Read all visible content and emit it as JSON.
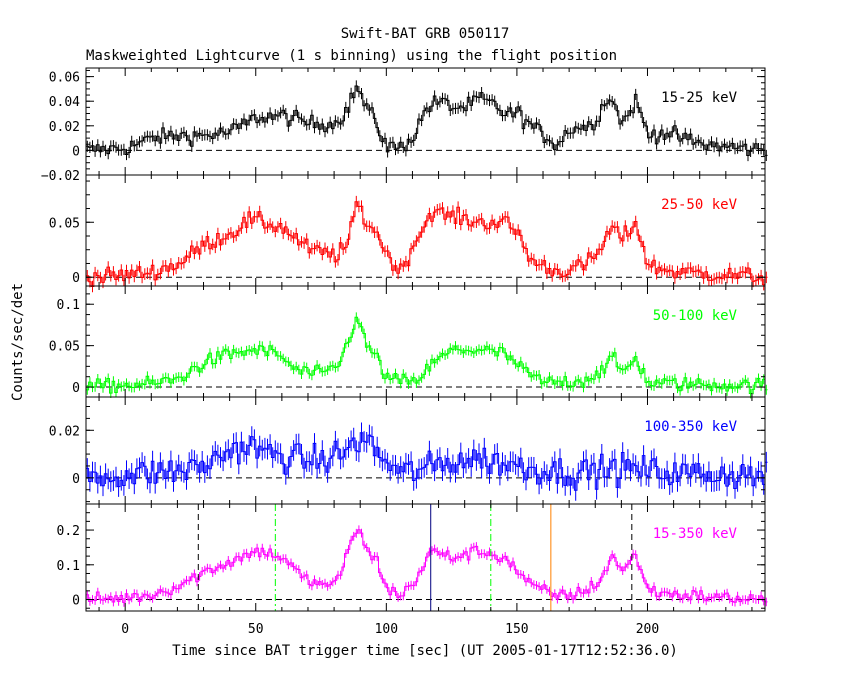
{
  "figure": {
    "title": "Swift-BAT GRB 050117",
    "subtitle": "Maskweighted Lightcurve (1 s binning) using the flight position",
    "xlabel": "Time since BAT trigger time [sec] (UT 2005-01-17T12:52:36.0)",
    "ylabel": "Counts/sec/det"
  },
  "colors": {
    "axes": "#000000",
    "black": "#000000",
    "red": "#ff0000",
    "green": "#00ff00",
    "blue": "#0000ff",
    "magenta": "#ff00ff",
    "orange": "#ff8000",
    "navy": "#000080"
  },
  "chart_data": {
    "type": "line",
    "title": "Swift-BAT GRB 050117",
    "subtitle": "Maskweighted Lightcurve (1 s binning) using the flight position",
    "xlabel": "Time since BAT trigger time [sec] (UT 2005-01-17T12:52:36.0)",
    "ylabel": "Counts/sec/det",
    "xlim": [
      -15,
      245
    ],
    "x_ticks": [
      0,
      50,
      100,
      150,
      200
    ],
    "x_tick_labels": [
      "0",
      "50",
      "100",
      "150",
      "200"
    ],
    "panels": [
      {
        "label": "15-25 keV",
        "color": "#000000",
        "ylim": [
          -0.02,
          0.067
        ],
        "y_ticks": [
          -0.02,
          0,
          0.02,
          0.04,
          0.06
        ],
        "y_tick_labels": [
          "−0.02",
          "0",
          "0.02",
          "0.04",
          "0.06"
        ],
        "envelope": [
          [
            -15,
            0.0
          ],
          [
            0,
            0.002
          ],
          [
            10,
            0.01
          ],
          [
            20,
            0.012
          ],
          [
            30,
            0.012
          ],
          [
            40,
            0.015
          ],
          [
            50,
            0.027
          ],
          [
            60,
            0.028
          ],
          [
            70,
            0.022
          ],
          [
            80,
            0.022
          ],
          [
            85,
            0.035
          ],
          [
            88,
            0.052
          ],
          [
            92,
            0.035
          ],
          [
            96,
            0.02
          ],
          [
            100,
            0.003
          ],
          [
            105,
            0.002
          ],
          [
            110,
            0.012
          ],
          [
            115,
            0.035
          ],
          [
            120,
            0.04
          ],
          [
            125,
            0.035
          ],
          [
            130,
            0.035
          ],
          [
            135,
            0.042
          ],
          [
            140,
            0.038
          ],
          [
            145,
            0.03
          ],
          [
            150,
            0.03
          ],
          [
            155,
            0.02
          ],
          [
            160,
            0.012
          ],
          [
            165,
            0.005
          ],
          [
            170,
            0.018
          ],
          [
            178,
            0.02
          ],
          [
            185,
            0.045
          ],
          [
            190,
            0.022
          ],
          [
            195,
            0.04
          ],
          [
            200,
            0.012
          ],
          [
            205,
            0.015
          ],
          [
            210,
            0.012
          ],
          [
            220,
            0.005
          ],
          [
            230,
            0.003
          ],
          [
            245,
            0.0
          ]
        ],
        "noise": 0.0065
      },
      {
        "label": "25-50 keV",
        "color": "#ff0000",
        "ylim": [
          -0.008,
          0.093
        ],
        "y_ticks": [
          0,
          0.05
        ],
        "y_tick_labels": [
          "0",
          "0.05"
        ],
        "envelope": [
          [
            -15,
            0.0
          ],
          [
            0,
            0.002
          ],
          [
            10,
            0.005
          ],
          [
            20,
            0.012
          ],
          [
            30,
            0.03
          ],
          [
            40,
            0.04
          ],
          [
            47,
            0.052
          ],
          [
            52,
            0.05
          ],
          [
            60,
            0.045
          ],
          [
            70,
            0.025
          ],
          [
            80,
            0.02
          ],
          [
            85,
            0.03
          ],
          [
            88,
            0.068
          ],
          [
            92,
            0.05
          ],
          [
            96,
            0.04
          ],
          [
            100,
            0.02
          ],
          [
            105,
            0.005
          ],
          [
            110,
            0.03
          ],
          [
            117,
            0.06
          ],
          [
            125,
            0.055
          ],
          [
            135,
            0.05
          ],
          [
            145,
            0.05
          ],
          [
            150,
            0.04
          ],
          [
            155,
            0.015
          ],
          [
            165,
            0.005
          ],
          [
            175,
            0.01
          ],
          [
            180,
            0.02
          ],
          [
            186,
            0.045
          ],
          [
            190,
            0.035
          ],
          [
            195,
            0.05
          ],
          [
            200,
            0.01
          ],
          [
            210,
            0.005
          ],
          [
            230,
            0.002
          ],
          [
            245,
            0.0
          ]
        ],
        "noise": 0.0075
      },
      {
        "label": "50-100 keV",
        "color": "#00ff00",
        "ylim": [
          -0.012,
          0.122
        ],
        "y_ticks": [
          0,
          0.05,
          0.1
        ],
        "y_tick_labels": [
          "0",
          "0.05",
          "0.1"
        ],
        "envelope": [
          [
            -15,
            0.0
          ],
          [
            10,
            0.004
          ],
          [
            20,
            0.01
          ],
          [
            25,
            0.02
          ],
          [
            30,
            0.03
          ],
          [
            40,
            0.04
          ],
          [
            50,
            0.045
          ],
          [
            58,
            0.04
          ],
          [
            65,
            0.02
          ],
          [
            75,
            0.015
          ],
          [
            82,
            0.03
          ],
          [
            88,
            0.085
          ],
          [
            92,
            0.05
          ],
          [
            95,
            0.04
          ],
          [
            100,
            0.01
          ],
          [
            110,
            0.005
          ],
          [
            118,
            0.03
          ],
          [
            125,
            0.045
          ],
          [
            135,
            0.045
          ],
          [
            145,
            0.04
          ],
          [
            152,
            0.02
          ],
          [
            160,
            0.005
          ],
          [
            175,
            0.008
          ],
          [
            182,
            0.02
          ],
          [
            186,
            0.035
          ],
          [
            190,
            0.018
          ],
          [
            195,
            0.035
          ],
          [
            200,
            0.005
          ],
          [
            220,
            0.003
          ],
          [
            245,
            0.002
          ]
        ],
        "noise": 0.0085
      },
      {
        "label": "100-350 keV",
        "color": "#0000ff",
        "ylim": [
          -0.011,
          0.034
        ],
        "y_ticks": [
          0,
          0.02
        ],
        "y_tick_labels": [
          "0",
          "0.02"
        ],
        "envelope": [
          [
            -15,
            0.0
          ],
          [
            20,
            0.003
          ],
          [
            30,
            0.005
          ],
          [
            40,
            0.012
          ],
          [
            48,
            0.013
          ],
          [
            55,
            0.01
          ],
          [
            65,
            0.008
          ],
          [
            75,
            0.007
          ],
          [
            85,
            0.012
          ],
          [
            89,
            0.016
          ],
          [
            93,
            0.015
          ],
          [
            98,
            0.008
          ],
          [
            105,
            0.002
          ],
          [
            115,
            0.004
          ],
          [
            125,
            0.007
          ],
          [
            135,
            0.008
          ],
          [
            145,
            0.006
          ],
          [
            155,
            0.004
          ],
          [
            170,
            0.002
          ],
          [
            190,
            0.004
          ],
          [
            210,
            0.002
          ],
          [
            245,
            0.001
          ]
        ],
        "noise": 0.0062
      },
      {
        "label": "15-350 keV",
        "color": "#ff00ff",
        "ylim": [
          -0.033,
          0.275
        ],
        "y_ticks": [
          0,
          0.1,
          0.2
        ],
        "y_tick_labels": [
          "0",
          "0.1",
          "0.2"
        ],
        "envelope": [
          [
            -15,
            0.0
          ],
          [
            0,
            0.005
          ],
          [
            10,
            0.015
          ],
          [
            20,
            0.04
          ],
          [
            30,
            0.08
          ],
          [
            40,
            0.11
          ],
          [
            48,
            0.135
          ],
          [
            52,
            0.14
          ],
          [
            60,
            0.12
          ],
          [
            68,
            0.06
          ],
          [
            75,
            0.04
          ],
          [
            82,
            0.06
          ],
          [
            86,
            0.18
          ],
          [
            89,
            0.2
          ],
          [
            92,
            0.14
          ],
          [
            96,
            0.11
          ],
          [
            100,
            0.03
          ],
          [
            105,
            0.01
          ],
          [
            110,
            0.05
          ],
          [
            117,
            0.14
          ],
          [
            125,
            0.12
          ],
          [
            135,
            0.14
          ],
          [
            145,
            0.12
          ],
          [
            150,
            0.08
          ],
          [
            155,
            0.04
          ],
          [
            165,
            0.01
          ],
          [
            175,
            0.02
          ],
          [
            182,
            0.06
          ],
          [
            186,
            0.13
          ],
          [
            190,
            0.08
          ],
          [
            195,
            0.13
          ],
          [
            200,
            0.025
          ],
          [
            210,
            0.015
          ],
          [
            230,
            0.005
          ],
          [
            245,
            0.0
          ]
        ],
        "noise": 0.018
      }
    ],
    "markers": [
      {
        "x": 28,
        "color": "#000000",
        "style": "dashed"
      },
      {
        "x": 57.5,
        "color": "#00ff00",
        "style": "dashdot"
      },
      {
        "x": 117,
        "color": "#000080",
        "style": "solid"
      },
      {
        "x": 140,
        "color": "#00ff00",
        "style": "dashdot"
      },
      {
        "x": 163,
        "color": "#ff8000",
        "style": "solid"
      },
      {
        "x": 194,
        "color": "#000000",
        "style": "dashed"
      }
    ]
  }
}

^^^^^^^^^^^^^^^^

*What needs to be done:*
Using the listing above, show each line holding the string "noise".

*Task solution:*
        "noise": 0.0065
        "noise": 0.0075
        "noise": 0.0085
        "noise": 0.0062
        "noise": 0.018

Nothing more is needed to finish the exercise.